**The exercise:**
Each line that holds the word "медицинской" counts once; report how many lines do so and nothing else.

**Supplied entries:**
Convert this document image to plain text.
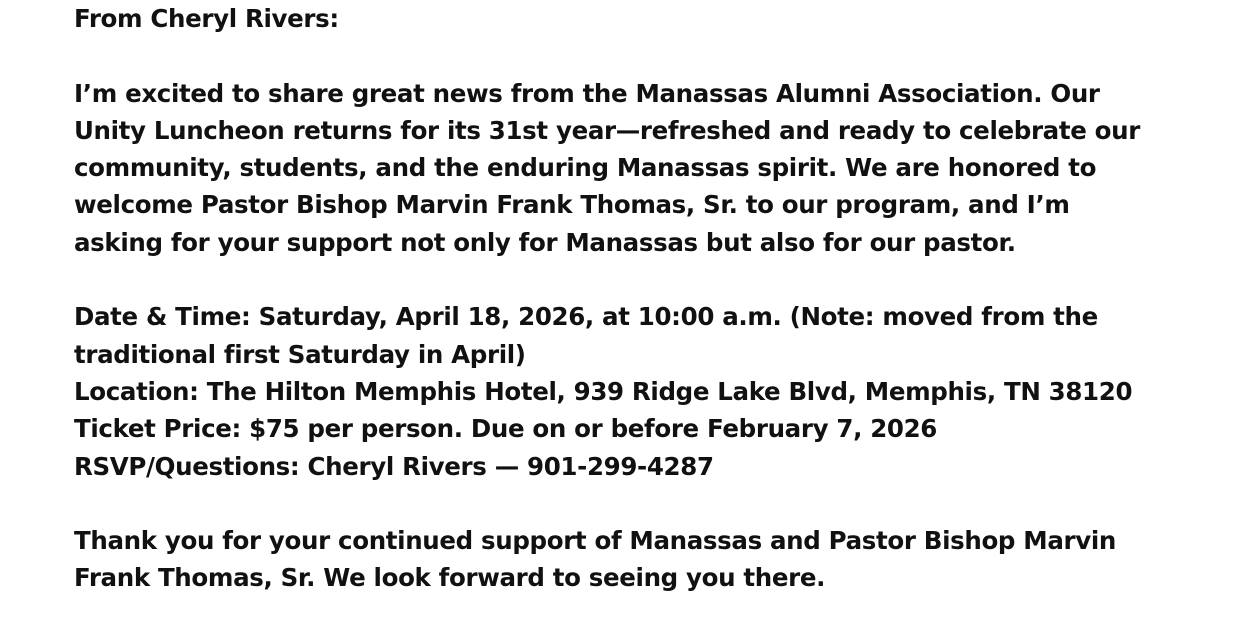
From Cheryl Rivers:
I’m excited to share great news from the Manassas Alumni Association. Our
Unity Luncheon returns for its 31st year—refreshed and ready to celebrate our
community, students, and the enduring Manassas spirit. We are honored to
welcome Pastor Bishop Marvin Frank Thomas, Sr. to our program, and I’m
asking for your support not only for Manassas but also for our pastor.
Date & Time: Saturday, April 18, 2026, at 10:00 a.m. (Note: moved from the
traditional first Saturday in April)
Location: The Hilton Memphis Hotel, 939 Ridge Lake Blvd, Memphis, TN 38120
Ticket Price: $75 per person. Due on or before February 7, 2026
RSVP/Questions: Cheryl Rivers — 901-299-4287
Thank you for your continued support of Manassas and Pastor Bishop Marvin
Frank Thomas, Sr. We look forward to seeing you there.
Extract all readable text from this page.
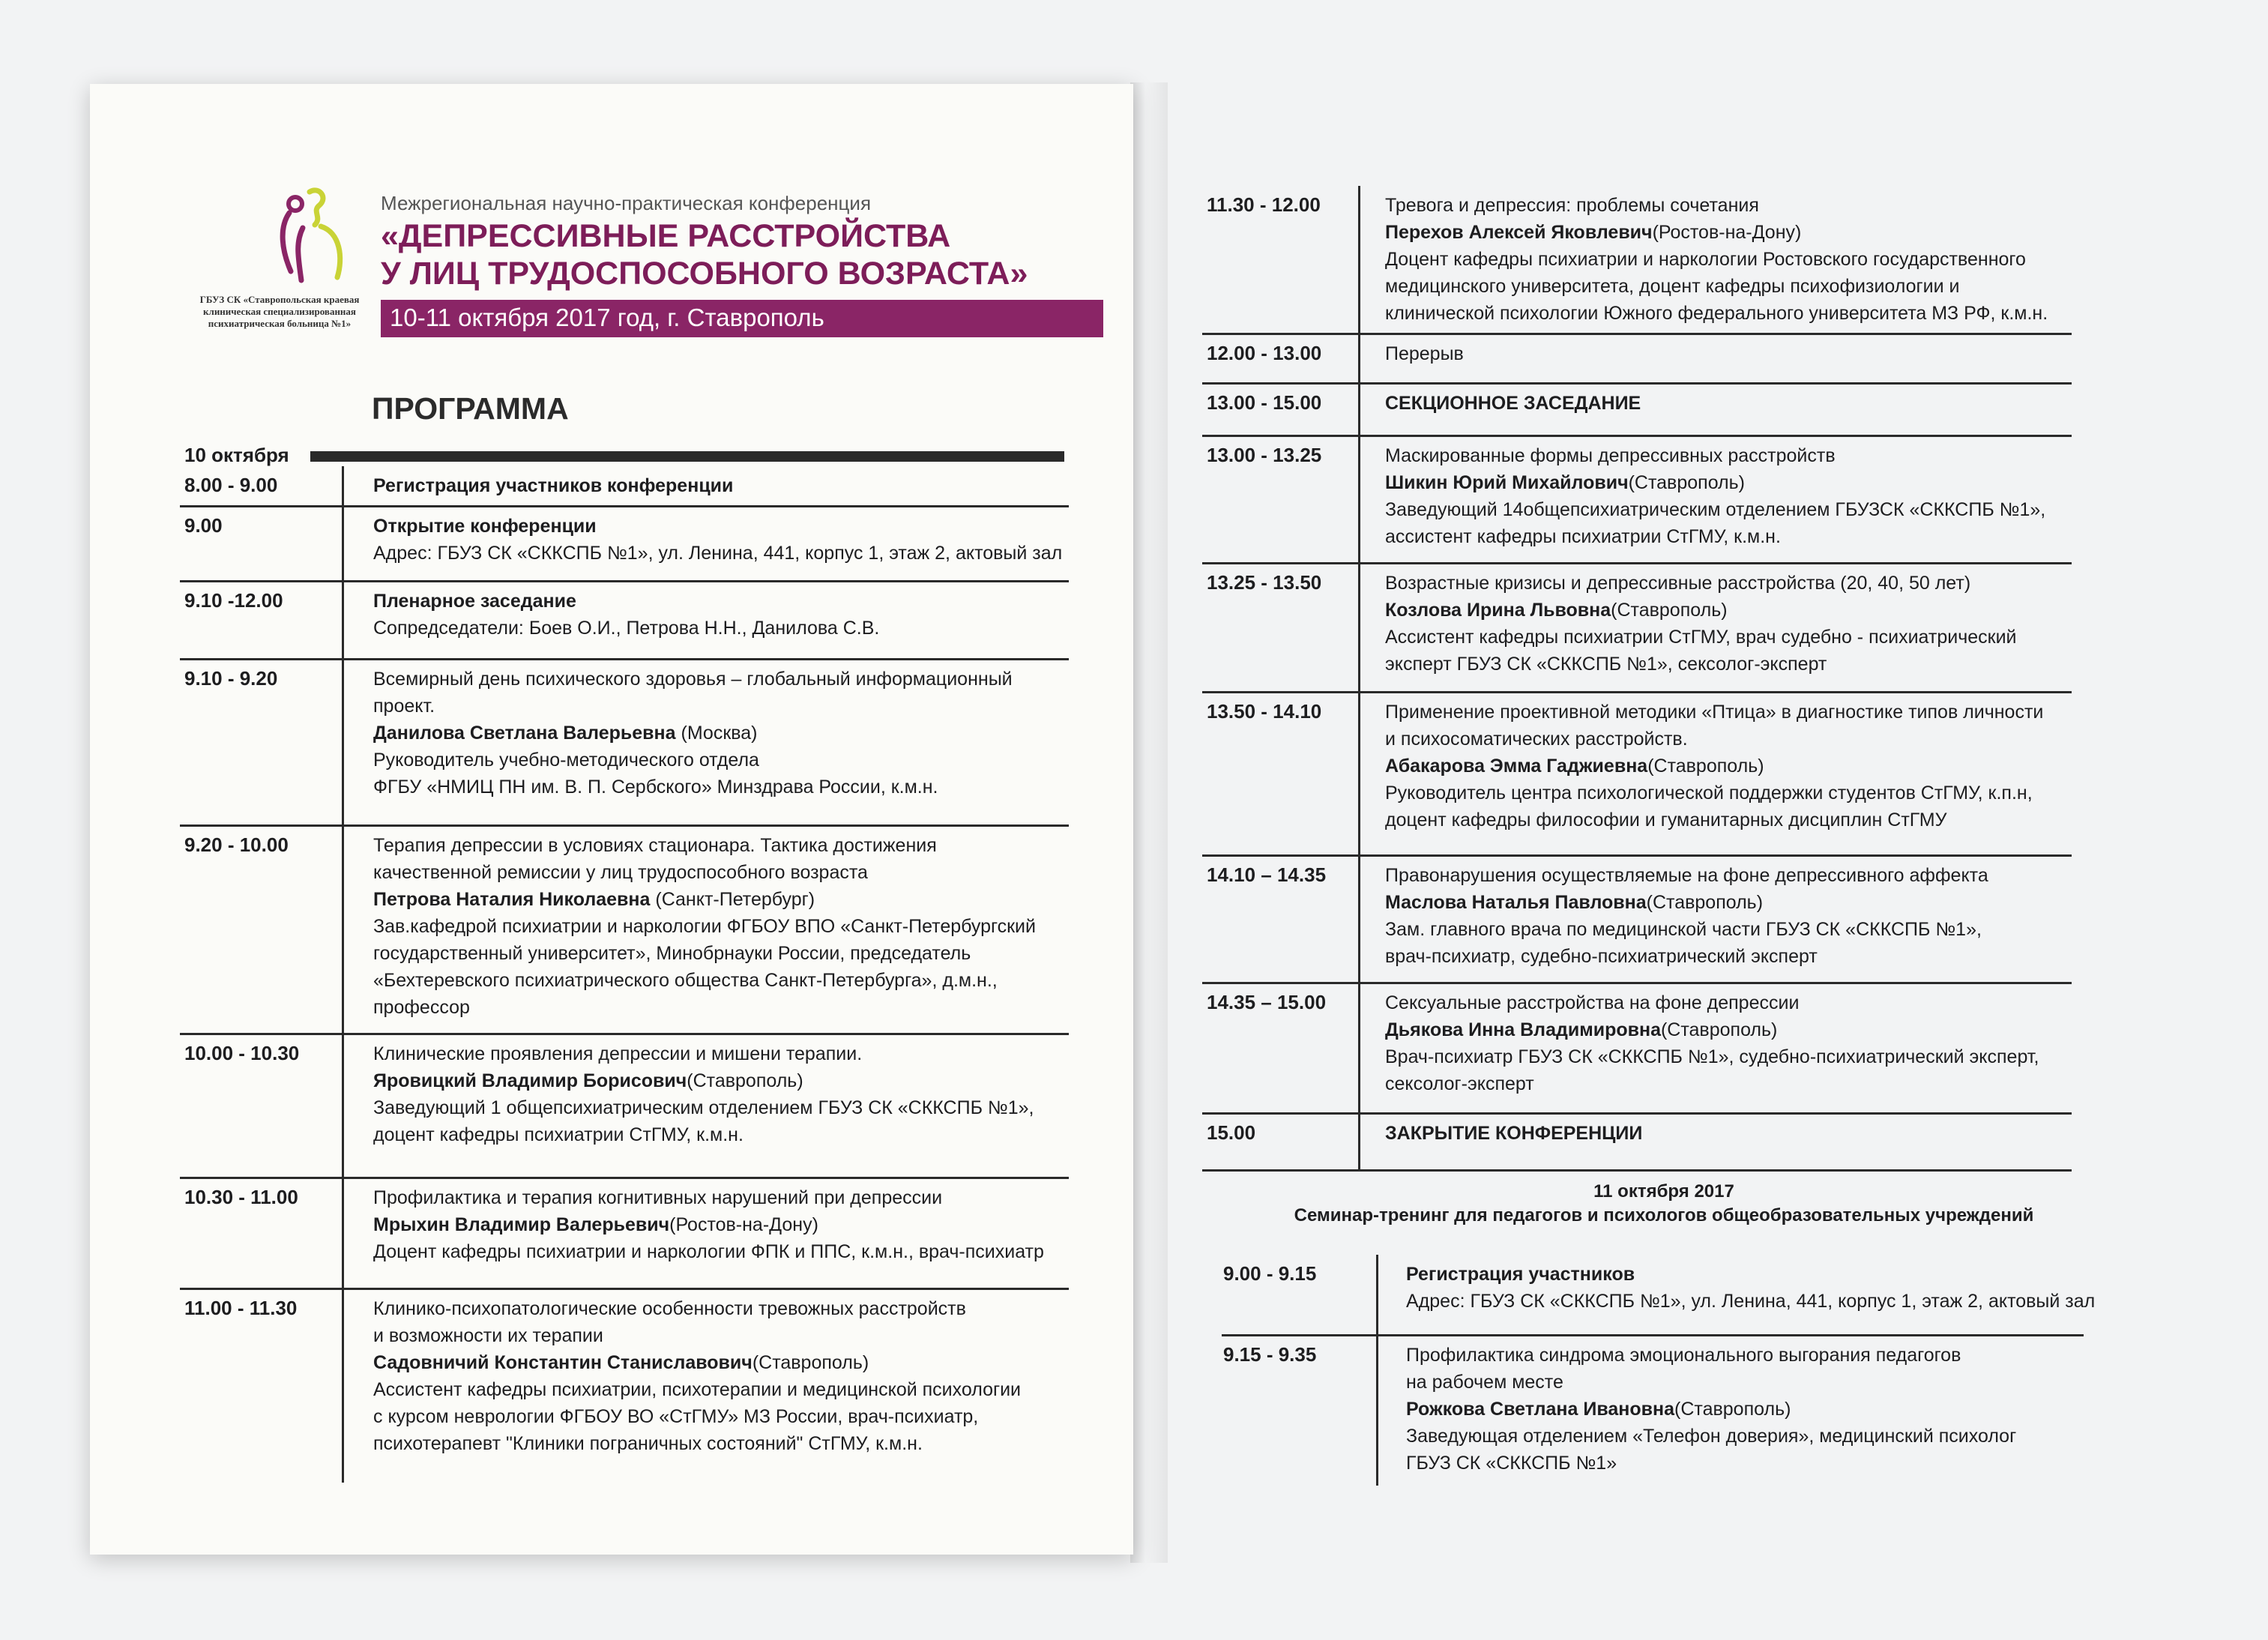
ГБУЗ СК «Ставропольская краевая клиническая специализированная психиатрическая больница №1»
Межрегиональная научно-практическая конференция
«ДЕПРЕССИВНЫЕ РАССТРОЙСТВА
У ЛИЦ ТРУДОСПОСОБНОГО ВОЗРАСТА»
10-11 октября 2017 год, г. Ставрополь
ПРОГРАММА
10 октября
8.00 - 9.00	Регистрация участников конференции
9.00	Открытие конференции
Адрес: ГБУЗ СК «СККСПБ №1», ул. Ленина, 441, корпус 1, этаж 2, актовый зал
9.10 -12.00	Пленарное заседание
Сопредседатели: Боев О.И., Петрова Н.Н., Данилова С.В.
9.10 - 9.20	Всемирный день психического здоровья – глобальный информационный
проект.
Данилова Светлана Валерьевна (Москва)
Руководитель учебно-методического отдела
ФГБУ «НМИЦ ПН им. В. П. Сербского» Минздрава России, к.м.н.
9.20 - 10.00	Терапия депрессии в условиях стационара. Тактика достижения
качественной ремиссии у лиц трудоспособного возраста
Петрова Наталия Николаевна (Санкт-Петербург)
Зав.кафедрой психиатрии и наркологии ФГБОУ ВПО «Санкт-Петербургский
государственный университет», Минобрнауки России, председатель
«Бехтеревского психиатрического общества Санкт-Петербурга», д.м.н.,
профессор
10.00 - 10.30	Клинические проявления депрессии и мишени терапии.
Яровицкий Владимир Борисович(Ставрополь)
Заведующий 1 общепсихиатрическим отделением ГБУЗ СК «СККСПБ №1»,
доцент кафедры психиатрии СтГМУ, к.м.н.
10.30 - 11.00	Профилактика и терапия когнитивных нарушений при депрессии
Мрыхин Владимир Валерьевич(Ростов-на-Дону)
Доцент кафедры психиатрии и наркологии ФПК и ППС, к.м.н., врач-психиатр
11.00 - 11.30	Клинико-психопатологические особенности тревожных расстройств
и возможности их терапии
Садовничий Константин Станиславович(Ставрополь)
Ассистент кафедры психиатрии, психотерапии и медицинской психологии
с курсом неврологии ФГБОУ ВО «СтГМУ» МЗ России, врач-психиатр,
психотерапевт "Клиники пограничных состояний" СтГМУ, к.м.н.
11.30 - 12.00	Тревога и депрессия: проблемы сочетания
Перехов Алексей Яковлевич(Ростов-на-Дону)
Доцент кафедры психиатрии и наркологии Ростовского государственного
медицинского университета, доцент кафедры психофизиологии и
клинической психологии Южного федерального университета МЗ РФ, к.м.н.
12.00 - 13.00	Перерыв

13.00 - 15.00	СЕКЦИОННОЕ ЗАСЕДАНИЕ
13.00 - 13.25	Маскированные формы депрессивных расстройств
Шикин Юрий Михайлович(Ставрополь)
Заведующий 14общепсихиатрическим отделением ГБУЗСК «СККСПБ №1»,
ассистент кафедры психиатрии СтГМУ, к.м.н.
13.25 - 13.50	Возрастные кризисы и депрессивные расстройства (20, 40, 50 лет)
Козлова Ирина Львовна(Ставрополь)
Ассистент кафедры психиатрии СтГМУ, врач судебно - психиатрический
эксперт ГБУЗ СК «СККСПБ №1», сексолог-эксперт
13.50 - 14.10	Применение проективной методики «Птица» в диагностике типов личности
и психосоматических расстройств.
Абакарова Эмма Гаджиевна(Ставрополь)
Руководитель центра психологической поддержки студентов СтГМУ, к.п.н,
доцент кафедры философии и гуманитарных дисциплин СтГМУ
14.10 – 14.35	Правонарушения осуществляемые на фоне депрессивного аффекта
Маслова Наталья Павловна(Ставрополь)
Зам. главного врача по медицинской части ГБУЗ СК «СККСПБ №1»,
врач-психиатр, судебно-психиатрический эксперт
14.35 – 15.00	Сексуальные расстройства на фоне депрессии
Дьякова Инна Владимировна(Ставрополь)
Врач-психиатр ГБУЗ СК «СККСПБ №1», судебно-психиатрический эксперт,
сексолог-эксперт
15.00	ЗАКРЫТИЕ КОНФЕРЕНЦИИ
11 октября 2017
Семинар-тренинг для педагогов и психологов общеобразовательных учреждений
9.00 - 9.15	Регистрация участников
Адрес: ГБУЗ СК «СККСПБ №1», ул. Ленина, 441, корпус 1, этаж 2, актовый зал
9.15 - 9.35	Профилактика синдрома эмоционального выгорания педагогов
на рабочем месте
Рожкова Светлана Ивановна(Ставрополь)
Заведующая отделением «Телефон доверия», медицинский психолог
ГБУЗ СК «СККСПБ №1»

**Task result:**
2